# Work required
Lay out every line of the items below as a Markdown table with the columns No. and Line, numbering each row and skipping blank lines. Omit the pictures from your answer.
►
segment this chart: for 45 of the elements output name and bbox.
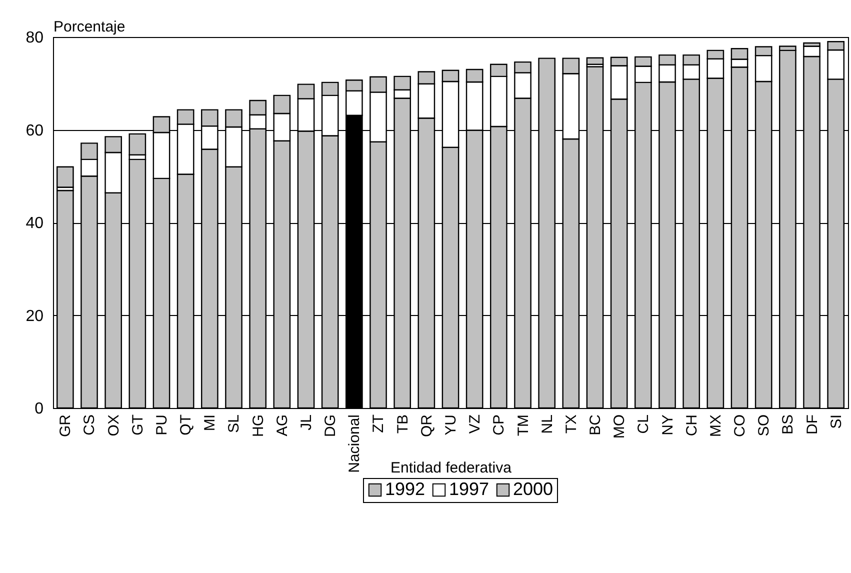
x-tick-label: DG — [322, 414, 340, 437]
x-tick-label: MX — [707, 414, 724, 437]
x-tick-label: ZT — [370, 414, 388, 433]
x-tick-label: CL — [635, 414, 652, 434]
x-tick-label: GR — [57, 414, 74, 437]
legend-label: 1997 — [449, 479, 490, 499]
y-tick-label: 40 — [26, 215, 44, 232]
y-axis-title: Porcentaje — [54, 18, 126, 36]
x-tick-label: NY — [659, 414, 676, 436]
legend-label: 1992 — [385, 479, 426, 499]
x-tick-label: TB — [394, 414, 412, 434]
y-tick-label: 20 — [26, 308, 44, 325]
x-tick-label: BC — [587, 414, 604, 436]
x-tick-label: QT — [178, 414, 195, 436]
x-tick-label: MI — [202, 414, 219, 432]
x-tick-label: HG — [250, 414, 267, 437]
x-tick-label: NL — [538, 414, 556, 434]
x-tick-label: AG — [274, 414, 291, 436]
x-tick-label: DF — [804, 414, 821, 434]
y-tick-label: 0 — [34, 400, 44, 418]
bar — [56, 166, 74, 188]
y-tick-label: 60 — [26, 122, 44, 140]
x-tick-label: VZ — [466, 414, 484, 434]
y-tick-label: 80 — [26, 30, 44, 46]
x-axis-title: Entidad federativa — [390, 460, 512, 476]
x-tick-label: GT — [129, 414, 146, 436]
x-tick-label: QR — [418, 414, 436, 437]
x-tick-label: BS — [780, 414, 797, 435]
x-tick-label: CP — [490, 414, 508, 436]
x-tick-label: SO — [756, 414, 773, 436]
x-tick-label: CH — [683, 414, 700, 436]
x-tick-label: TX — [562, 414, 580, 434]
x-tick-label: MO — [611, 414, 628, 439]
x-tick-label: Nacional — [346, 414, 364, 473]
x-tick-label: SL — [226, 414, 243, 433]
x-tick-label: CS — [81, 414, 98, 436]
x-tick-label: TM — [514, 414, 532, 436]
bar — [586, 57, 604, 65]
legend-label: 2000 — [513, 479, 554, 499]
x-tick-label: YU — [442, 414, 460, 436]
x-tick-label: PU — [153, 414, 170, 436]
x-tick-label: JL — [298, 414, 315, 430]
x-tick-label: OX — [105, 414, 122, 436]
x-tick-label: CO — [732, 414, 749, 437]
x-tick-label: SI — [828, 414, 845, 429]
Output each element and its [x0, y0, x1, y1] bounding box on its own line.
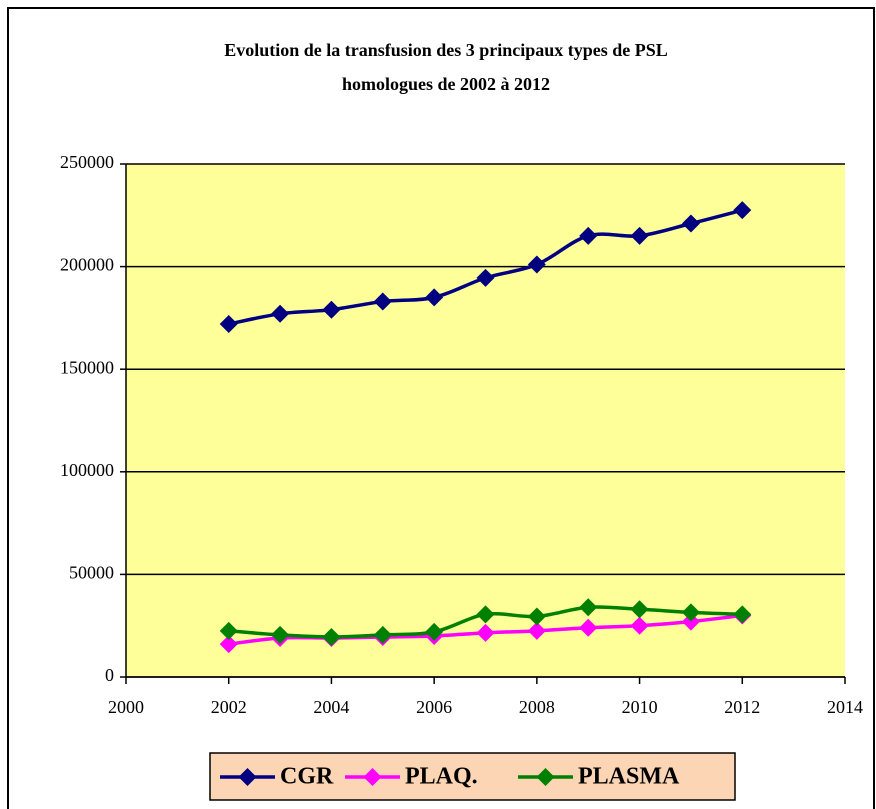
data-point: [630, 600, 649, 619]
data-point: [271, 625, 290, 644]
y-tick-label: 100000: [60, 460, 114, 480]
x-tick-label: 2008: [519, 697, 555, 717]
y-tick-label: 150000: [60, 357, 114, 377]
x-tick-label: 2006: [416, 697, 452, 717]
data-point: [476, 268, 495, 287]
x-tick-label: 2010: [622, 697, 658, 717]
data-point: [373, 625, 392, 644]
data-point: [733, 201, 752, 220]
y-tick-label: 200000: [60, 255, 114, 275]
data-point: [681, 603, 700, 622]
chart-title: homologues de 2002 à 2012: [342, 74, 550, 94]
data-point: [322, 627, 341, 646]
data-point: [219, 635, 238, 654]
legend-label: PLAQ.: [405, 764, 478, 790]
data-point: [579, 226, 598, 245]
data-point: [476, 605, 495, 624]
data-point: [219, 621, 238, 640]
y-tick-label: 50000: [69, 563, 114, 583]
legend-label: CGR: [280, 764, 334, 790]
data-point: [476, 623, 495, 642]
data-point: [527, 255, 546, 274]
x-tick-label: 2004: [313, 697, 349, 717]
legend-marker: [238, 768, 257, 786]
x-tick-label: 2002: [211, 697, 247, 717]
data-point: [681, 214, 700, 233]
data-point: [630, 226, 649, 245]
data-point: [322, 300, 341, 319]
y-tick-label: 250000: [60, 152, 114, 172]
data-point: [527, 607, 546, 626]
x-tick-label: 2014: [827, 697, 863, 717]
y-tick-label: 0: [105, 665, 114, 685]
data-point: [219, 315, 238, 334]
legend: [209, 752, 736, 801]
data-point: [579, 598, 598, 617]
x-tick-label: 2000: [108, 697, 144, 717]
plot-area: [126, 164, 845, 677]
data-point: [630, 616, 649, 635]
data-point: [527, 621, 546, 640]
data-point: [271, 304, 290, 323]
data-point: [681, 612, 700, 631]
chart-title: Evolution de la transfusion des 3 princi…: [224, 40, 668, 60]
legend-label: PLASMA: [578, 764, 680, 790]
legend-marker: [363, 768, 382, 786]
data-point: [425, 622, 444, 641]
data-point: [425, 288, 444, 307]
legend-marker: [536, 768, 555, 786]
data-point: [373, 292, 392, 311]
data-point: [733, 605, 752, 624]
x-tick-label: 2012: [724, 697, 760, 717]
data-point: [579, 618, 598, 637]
◄
# Answer to the exercise
| No. | Line |
|---|---|
| 1 | segment this chart: for 45 of the elements output name and bbox. |
| 2 | x-tick-label: DG — [322, 414, 340, 437] |
| 3 | x-tick-label: MX — [707, 414, 724, 437] |
| 4 | x-tick-label: ZT — [370, 414, 388, 433] |
| 5 | x-tick-label: CL — [635, 414, 652, 434] |
| 6 | x-tick-label: GR — [57, 414, 74, 437] |
| 7 | legend-label: 1997 — [449, 479, 490, 499] |
| 8 | y-tick-label: 40 — [26, 215, 44, 232] |
| 9 | y-axis-title: Porcentaje — [54, 18, 126, 36] |
| 10 | x-tick-label: NY — [659, 414, 676, 436] |
| 11 | legend-label: 1992 — [385, 479, 426, 499] |
| 12 | x-tick-label: TB — [394, 414, 412, 434] |
| 13 | y-tick-label: 20 — [26, 308, 44, 325] |
| 14 | x-tick-label: BC — [587, 414, 604, 436] |
| 15 | x-tick-label: QT — [178, 414, 195, 436] |
| 16 | x-tick-label: MI — [202, 414, 219, 432] |
| 17 | x-tick-label: HG — [250, 414, 267, 437] |
| 18 | x-tick-label: NL — [538, 414, 556, 434] |
| 19 | x-tick-label: AG — [274, 414, 291, 436] |
| 20 | x-tick-label: DF — [804, 414, 821, 434] |
| 21 | y-tick-label: 0 — [34, 400, 44, 418] |
| 22 | bar — [56, 166, 74, 188] |
| 23 | y-tick-label: 60 — [26, 122, 44, 140] |
| 24 | x-tick-label: VZ — [466, 414, 484, 434] |
| 25 | y-tick-label: 80 — [26, 30, 44, 46] |
| 26 | x-axis-title: Entidad federativa — [390, 460, 512, 476] |
| 27 | x-tick-label: GT — [129, 414, 146, 436] |
| 28 | x-tick-label: QR — [418, 414, 436, 437] |
| 29 | x-tick-label: BS — [780, 414, 797, 435] |
| 30 | x-tick-label: CP — [490, 414, 508, 436] |
| 31 | x-tick-label: SO — [756, 414, 773, 436] |
| 32 | x-tick-label: CH — [683, 414, 700, 436] |
| 33 | x-tick-label: TX — [562, 414, 580, 434] |
| 34 | x-tick-label: MO — [611, 414, 628, 439] |
| 35 | x-tick-label: Nacional — [346, 414, 364, 473] |
| 36 | x-tick-label: SL — [226, 414, 243, 433] |
| 37 | x-tick-label: CS — [81, 414, 98, 436] |
| 38 | x-tick-label: TM — [514, 414, 532, 436] |
| 39 | bar — [586, 57, 604, 65] |
| 40 | legend-label: 2000 — [513, 479, 554, 499] |
| 41 | x-tick-label: YU — [442, 414, 460, 436] |
| 42 | x-tick-label: PU — [153, 414, 170, 436] |
| 43 | x-tick-label: JL — [298, 414, 315, 430] |
| 44 | x-tick-label: OX — [105, 414, 122, 436] |
| 45 | x-tick-label: CO — [732, 414, 749, 437] |
| 46 | x-tick-label: SI — [828, 414, 845, 429] |
| 47 | Output each element and its [x0, y0, x1, y1] bounding box on its own line. |
| 48 | data-point: [630, 600, 649, 619] |
| 49 | data-point: [271, 625, 290, 644] |
| 50 | y-tick-label: 100000: [60, 460, 114, 480] |
| 51 | x-tick-label: 2008: [519, 697, 555, 717] |
| 52 | y-tick-label: 150000: [60, 357, 114, 377] |
| 53 | x-tick-label: 2006: [416, 697, 452, 717] |
| 54 | data-point: [476, 268, 495, 287] |
| 55 | x-tick-label: 2010: [622, 697, 658, 717] |
| 56 | data-point: [373, 625, 392, 644] |
| 57 | data-point: [733, 201, 752, 220] |
| 58 | y-tick-label: 200000: [60, 255, 114, 275] |
| 59 | data-point: [681, 603, 700, 622] |
| 60 | chart-title: homologues de 2002 à 2012: [342, 74, 550, 94] |
| 61 | data-point: [322, 627, 341, 646] |
| 62 | data-point: [219, 635, 238, 654] |
| 63 | legend-label: PLAQ.: [405, 764, 478, 790] |
| 64 | data-point: [579, 226, 598, 245] |
| 65 | data-point: [476, 605, 495, 624] |
| 66 | data-point: [219, 621, 238, 640] |
| 67 | y-tick-label: 50000: [69, 563, 114, 583] |
| 68 | legend-label: CGR: [280, 764, 334, 790] |
| 69 | data-point: [476, 623, 495, 642] |
| 70 | data-point: [527, 255, 546, 274] |
| 71 | x-tick-label: 2004: [313, 697, 349, 717] |
| 72 | legend-marker: [238, 768, 257, 786] |
| 73 | x-tick-label: 2002: [211, 697, 247, 717] |
| 74 | data-point: [681, 214, 700, 233] |
| 75 | data-point: [630, 226, 649, 245] |
| 76 | data-point: [322, 300, 341, 319] |
| 77 | y-tick-label: 250000: [60, 152, 114, 172] |
| 78 | data-point: [527, 607, 546, 626] |
| 79 | x-tick-label: 2014: [827, 697, 863, 717] |
| 80 | y-tick-label: 0: [105, 665, 114, 685] |
| 81 | data-point: [219, 315, 238, 334] |
| 82 | legend: [209, 752, 736, 801] |
| 83 | data-point: [579, 598, 598, 617] |
| 84 | x-tick-label: 2000: [108, 697, 144, 717] |
| 85 | plot-area: [126, 164, 845, 677] |
| 86 | data-point: [630, 616, 649, 635] |
| 87 | data-point: [527, 621, 546, 640] |
| 88 | data-point: [271, 304, 290, 323] |
| 89 | data-point: [681, 612, 700, 631] |
| 90 | chart-title: Evolution de la transfusion des 3 princi…: [224, 40, 668, 60] |
| 91 | legend-label: PLASMA: [578, 764, 680, 790] |
| 92 | legend-marker: [363, 768, 382, 786] |
| 93 | data-point: [425, 622, 444, 641] |
| 94 | data-point: [425, 288, 444, 307] |
| 95 | legend-marker: [536, 768, 555, 786] |
| 96 | data-point: [373, 292, 392, 311] |
| 97 | data-point: [733, 605, 752, 624] |
| 98 | x-tick-label: 2012: [724, 697, 760, 717] |
| 99 | data-point: [579, 618, 598, 637] |